• _Records shown_
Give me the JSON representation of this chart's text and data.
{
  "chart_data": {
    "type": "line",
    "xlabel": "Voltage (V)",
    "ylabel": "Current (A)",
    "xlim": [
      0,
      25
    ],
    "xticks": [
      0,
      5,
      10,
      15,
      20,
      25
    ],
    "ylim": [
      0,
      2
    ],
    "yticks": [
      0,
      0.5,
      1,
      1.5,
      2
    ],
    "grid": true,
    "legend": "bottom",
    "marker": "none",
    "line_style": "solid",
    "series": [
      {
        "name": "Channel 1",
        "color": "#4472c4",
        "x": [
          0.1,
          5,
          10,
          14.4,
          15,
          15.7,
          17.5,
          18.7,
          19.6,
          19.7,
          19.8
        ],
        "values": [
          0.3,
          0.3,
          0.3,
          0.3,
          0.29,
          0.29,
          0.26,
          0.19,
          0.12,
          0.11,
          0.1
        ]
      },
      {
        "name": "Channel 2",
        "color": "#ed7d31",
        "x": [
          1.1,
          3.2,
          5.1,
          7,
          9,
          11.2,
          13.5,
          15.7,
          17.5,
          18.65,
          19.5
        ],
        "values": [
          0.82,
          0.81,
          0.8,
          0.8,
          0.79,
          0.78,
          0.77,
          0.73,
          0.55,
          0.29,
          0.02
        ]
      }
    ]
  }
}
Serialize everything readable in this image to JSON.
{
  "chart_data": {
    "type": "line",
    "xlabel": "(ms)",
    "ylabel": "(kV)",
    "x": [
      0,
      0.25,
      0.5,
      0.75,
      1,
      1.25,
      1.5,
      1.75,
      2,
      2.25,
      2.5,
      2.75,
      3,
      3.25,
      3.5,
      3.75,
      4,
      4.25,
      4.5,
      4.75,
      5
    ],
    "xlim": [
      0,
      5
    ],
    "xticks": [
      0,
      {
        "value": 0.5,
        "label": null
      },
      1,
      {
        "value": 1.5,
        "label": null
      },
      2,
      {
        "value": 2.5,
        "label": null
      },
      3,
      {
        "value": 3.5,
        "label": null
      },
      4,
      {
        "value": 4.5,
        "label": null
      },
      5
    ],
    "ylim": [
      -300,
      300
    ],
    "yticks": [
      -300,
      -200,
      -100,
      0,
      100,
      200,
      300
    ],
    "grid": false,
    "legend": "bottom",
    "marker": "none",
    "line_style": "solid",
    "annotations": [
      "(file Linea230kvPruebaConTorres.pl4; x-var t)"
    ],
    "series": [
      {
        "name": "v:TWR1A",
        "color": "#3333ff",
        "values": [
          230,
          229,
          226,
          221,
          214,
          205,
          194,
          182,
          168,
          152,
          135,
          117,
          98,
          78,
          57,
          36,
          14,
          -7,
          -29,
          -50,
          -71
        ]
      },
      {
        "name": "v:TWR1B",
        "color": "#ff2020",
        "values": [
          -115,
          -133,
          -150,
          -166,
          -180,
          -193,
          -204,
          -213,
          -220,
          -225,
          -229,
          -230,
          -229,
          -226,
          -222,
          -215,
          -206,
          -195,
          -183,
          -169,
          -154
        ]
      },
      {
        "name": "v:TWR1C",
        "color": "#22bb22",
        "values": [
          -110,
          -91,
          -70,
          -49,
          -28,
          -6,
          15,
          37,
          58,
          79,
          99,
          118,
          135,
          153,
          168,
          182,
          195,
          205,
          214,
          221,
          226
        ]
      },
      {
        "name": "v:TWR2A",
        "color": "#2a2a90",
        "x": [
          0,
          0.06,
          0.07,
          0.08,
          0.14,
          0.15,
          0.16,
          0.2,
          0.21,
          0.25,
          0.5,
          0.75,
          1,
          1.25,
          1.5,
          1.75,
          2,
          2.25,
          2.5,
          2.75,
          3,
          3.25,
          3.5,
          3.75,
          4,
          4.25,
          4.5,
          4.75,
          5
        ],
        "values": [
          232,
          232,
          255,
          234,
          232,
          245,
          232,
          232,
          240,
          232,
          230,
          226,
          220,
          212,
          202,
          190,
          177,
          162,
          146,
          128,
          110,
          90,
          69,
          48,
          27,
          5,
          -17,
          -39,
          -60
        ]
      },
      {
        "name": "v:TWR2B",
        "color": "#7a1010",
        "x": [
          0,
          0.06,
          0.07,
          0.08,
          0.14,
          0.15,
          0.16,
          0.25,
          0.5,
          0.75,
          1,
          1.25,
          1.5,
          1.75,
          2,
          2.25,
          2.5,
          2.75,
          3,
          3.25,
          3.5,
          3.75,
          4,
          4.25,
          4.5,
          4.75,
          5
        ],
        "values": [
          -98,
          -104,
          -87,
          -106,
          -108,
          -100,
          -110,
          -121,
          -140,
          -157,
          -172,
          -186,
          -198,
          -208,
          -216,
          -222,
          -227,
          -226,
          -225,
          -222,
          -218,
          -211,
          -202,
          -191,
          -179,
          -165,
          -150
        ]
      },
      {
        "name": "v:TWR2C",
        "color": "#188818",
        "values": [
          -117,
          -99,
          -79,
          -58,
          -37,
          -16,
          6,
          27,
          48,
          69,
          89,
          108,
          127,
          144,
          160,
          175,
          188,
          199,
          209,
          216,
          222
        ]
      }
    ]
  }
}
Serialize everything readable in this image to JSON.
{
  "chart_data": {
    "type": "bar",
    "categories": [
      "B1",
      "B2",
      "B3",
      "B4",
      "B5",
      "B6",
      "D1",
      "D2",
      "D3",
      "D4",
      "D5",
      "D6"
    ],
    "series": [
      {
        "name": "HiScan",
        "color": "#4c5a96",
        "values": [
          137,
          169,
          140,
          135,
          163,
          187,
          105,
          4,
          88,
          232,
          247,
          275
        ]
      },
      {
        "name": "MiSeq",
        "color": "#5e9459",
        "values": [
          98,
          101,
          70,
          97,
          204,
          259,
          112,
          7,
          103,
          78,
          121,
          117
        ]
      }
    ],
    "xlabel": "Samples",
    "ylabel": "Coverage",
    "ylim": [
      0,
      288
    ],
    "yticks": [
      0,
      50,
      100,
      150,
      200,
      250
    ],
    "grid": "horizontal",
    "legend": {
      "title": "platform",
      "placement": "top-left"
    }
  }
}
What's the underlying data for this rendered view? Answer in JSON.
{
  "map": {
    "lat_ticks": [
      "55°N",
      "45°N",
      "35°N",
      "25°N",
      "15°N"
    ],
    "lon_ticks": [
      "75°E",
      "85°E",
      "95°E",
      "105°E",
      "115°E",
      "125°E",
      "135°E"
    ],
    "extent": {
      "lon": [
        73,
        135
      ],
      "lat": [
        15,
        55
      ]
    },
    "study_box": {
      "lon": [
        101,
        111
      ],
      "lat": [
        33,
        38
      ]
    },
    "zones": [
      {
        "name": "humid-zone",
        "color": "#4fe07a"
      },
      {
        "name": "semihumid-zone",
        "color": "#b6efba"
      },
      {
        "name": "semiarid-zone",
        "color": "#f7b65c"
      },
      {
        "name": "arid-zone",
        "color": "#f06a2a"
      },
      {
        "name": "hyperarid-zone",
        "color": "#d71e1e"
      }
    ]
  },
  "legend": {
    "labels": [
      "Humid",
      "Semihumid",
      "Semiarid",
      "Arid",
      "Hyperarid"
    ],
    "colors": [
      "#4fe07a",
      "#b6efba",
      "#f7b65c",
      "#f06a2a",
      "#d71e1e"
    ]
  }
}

• _Request_
Output the lines above verbatim and in full.

• _Task response_
Give me the JSON representation of this chart's text and data.
{
  "chart_data": {
    "type": "line",
    "xlabel": "Voltage (V)",
    "ylabel": "Current (A)",
    "xlim": [
      0,
      25
    ],
    "xticks": [
      0,
      5,
      10,
      15,
      20,
      25
    ],
    "ylim": [
      0,
      2
    ],
    "yticks": [
      0,
      0.5,
      1,
      1.5,
      2
    ],
    "grid": true,
    "legend": "bottom",
    "marker": "none",
    "line_style": "solid",
    "series": [
      {
        "name": "Channel 1",
        "color": "#4472c4",
        "x": [
          0.1,
          5,
          10,
          14.4,
          15,
          15.7,
          17.5,
          18.7,
          19.6,
          19.7,
          19.8
        ],
        "values": [
          0.3,
          0.3,
          0.3,
          0.3,
          0.29,
          0.29,
          0.26,
          0.19,
          0.12,
          0.11,
          0.1
        ]
      },
      {
        "name": "Channel 2",
        "color": "#ed7d31",
        "x": [
          1.1,
          3.2,
          5.1,
          7,
          9,
          11.2,
          13.5,
          15.7,
          17.5,
          18.65,
          19.5
        ],
        "values": [
          0.82,
          0.81,
          0.8,
          0.8,
          0.79,
          0.78,
          0.77,
          0.73,
          0.55,
          0.29,
          0.02
        ]
      }
    ]
  }
}
Serialize everything readable in this image to JSON.
{
  "chart_data": {
    "type": "line",
    "xlabel": "(ms)",
    "ylabel": "(kV)",
    "x": [
      0,
      0.25,
      0.5,
      0.75,
      1,
      1.25,
      1.5,
      1.75,
      2,
      2.25,
      2.5,
      2.75,
      3,
      3.25,
      3.5,
      3.75,
      4,
      4.25,
      4.5,
      4.75,
      5
    ],
    "xlim": [
      0,
      5
    ],
    "xticks": [
      0,
      {
        "value": 0.5,
        "label": null
      },
      1,
      {
        "value": 1.5,
        "label": null
      },
      2,
      {
        "value": 2.5,
        "label": null
      },
      3,
      {
        "value": 3.5,
        "label": null
      },
      4,
      {
        "value": 4.5,
        "label": null
      },
      5
    ],
    "ylim": [
      -300,
      300
    ],
    "yticks": [
      -300,
      -200,
      -100,
      0,
      100,
      200,
      300
    ],
    "grid": false,
    "legend": "bottom",
    "marker": "none",
    "line_style": "solid",
    "annotations": [
      "(file Linea230kvPruebaConTorres.pl4; x-var t)"
    ],
    "series": [
      {
        "name": "v:TWR1A",
        "color": "#3333ff",
        "values": [
          230,
          229,
          226,
          221,
          214,
          205,
          194,
          182,
          168,
          152,
          135,
          117,
          98,
          78,
          57,
          36,
          14,
          -7,
          -29,
          -50,
          -71
        ]
      },
      {
        "name": "v:TWR1B",
        "color": "#ff2020",
        "values": [
          -115,
          -133,
          -150,
          -166,
          -180,
          -193,
          -204,
          -213,
          -220,
          -225,
          -229,
          -230,
          -229,
          -226,
          -222,
          -215,
          -206,
          -195,
          -183,
          -169,
          -154
        ]
      },
      {
        "name": "v:TWR1C",
        "color": "#22bb22",
        "values": [
          -110,
          -91,
          -70,
          -49,
          -28,
          -6,
          15,
          37,
          58,
          79,
          99,
          118,
          135,
          153,
          168,
          182,
          195,
          205,
          214,
          221,
          226
        ]
      },
      {
        "name": "v:TWR2A",
        "color": "#2a2a90",
        "x": [
          0,
          0.06,
          0.07,
          0.08,
          0.14,
          0.15,
          0.16,
          0.2,
          0.21,
          0.25,
          0.5,
          0.75,
          1,
          1.25,
          1.5,
          1.75,
          2,
          2.25,
          2.5,
          2.75,
          3,
          3.25,
          3.5,
          3.75,
          4,
          4.25,
          4.5,
          4.75,
          5
        ],
        "values": [
          232,
          232,
          255,
          234,
          232,
          245,
          232,
          232,
          240,
          232,
          230,
          226,
          220,
          212,
          202,
          190,
          177,
          162,
          146,
          128,
          110,
          90,
          69,
          48,
          27,
          5,
          -17,
          -39,
          -60
        ]
      },
      {
        "name": "v:TWR2B",
        "color": "#7a1010",
        "x": [
          0,
          0.06,
          0.07,
          0.08,
          0.14,
          0.15,
          0.16,
          0.25,
          0.5,
          0.75,
          1,
          1.25,
          1.5,
          1.75,
          2,
          2.25,
          2.5,
          2.75,
          3,
          3.25,
          3.5,
          3.75,
          4,
          4.25,
          4.5,
          4.75,
          5
        ],
        "values": [
          -98,
          -104,
          -87,
          -106,
          -108,
          -100,
          -110,
          -121,
          -140,
          -157,
          -172,
          -186,
          -198,
          -208,
          -216,
          -222,
          -227,
          -226,
          -225,
          -222,
          -218,
          -211,
          -202,
          -191,
          -179,
          -165,
          -150
        ]
      },
      {
        "name": "v:TWR2C",
        "color": "#188818",
        "values": [
          -117,
          -99,
          -79,
          -58,
          -37,
          -16,
          6,
          27,
          48,
          69,
          89,
          108,
          127,
          144,
          160,
          175,
          188,
          199,
          209,
          216,
          222
        ]
      }
    ]
  }
}
Serialize everything readable in this image to JSON.
{
  "chart_data": {
    "type": "bar",
    "categories": [
      "B1",
      "B2",
      "B3",
      "B4",
      "B5",
      "B6",
      "D1",
      "D2",
      "D3",
      "D4",
      "D5",
      "D6"
    ],
    "series": [
      {
        "name": "HiScan",
        "color": "#4c5a96",
        "values": [
          137,
          169,
          140,
          135,
          163,
          187,
          105,
          4,
          88,
          232,
          247,
          275
        ]
      },
      {
        "name": "MiSeq",
        "color": "#5e9459",
        "values": [
          98,
          101,
          70,
          97,
          204,
          259,
          112,
          7,
          103,
          78,
          121,
          117
        ]
      }
    ],
    "xlabel": "Samples",
    "ylabel": "Coverage",
    "ylim": [
      0,
      288
    ],
    "yticks": [
      0,
      50,
      100,
      150,
      200,
      250
    ],
    "grid": "horizontal",
    "legend": {
      "title": "platform",
      "placement": "top-left"
    }
  }
}
What's the underlying data for this rendered view? Answer in JSON.
{
  "map": {
    "lat_ticks": [
      "55°N",
      "45°N",
      "35°N",
      "25°N",
      "15°N"
    ],
    "lon_ticks": [
      "75°E",
      "85°E",
      "95°E",
      "105°E",
      "115°E",
      "125°E",
      "135°E"
    ],
    "extent": {
      "lon": [
        73,
        135
      ],
      "lat": [
        15,
        55
      ]
    },
    "study_box": {
      "lon": [
        101,
        111
      ],
      "lat": [
        33,
        38
      ]
    },
    "zones": [
      {
        "name": "humid-zone",
        "color": "#4fe07a"
      },
      {
        "name": "semihumid-zone",
        "color": "#b6efba"
      },
      {
        "name": "semiarid-zone",
        "color": "#f7b65c"
      },
      {
        "name": "arid-zone",
        "color": "#f06a2a"
      },
      {
        "name": "hyperarid-zone",
        "color": "#d71e1e"
      }
    ]
  },
  "legend": {
    "labels": [
      "Humid",
      "Semihumid",
      "Semiarid",
      "Arid",
      "Hyperarid"
    ],
    "colors": [
      "#4fe07a",
      "#b6efba",
      "#f7b65c",
      "#f06a2a",
      "#d71e1e"
    ]
  }
}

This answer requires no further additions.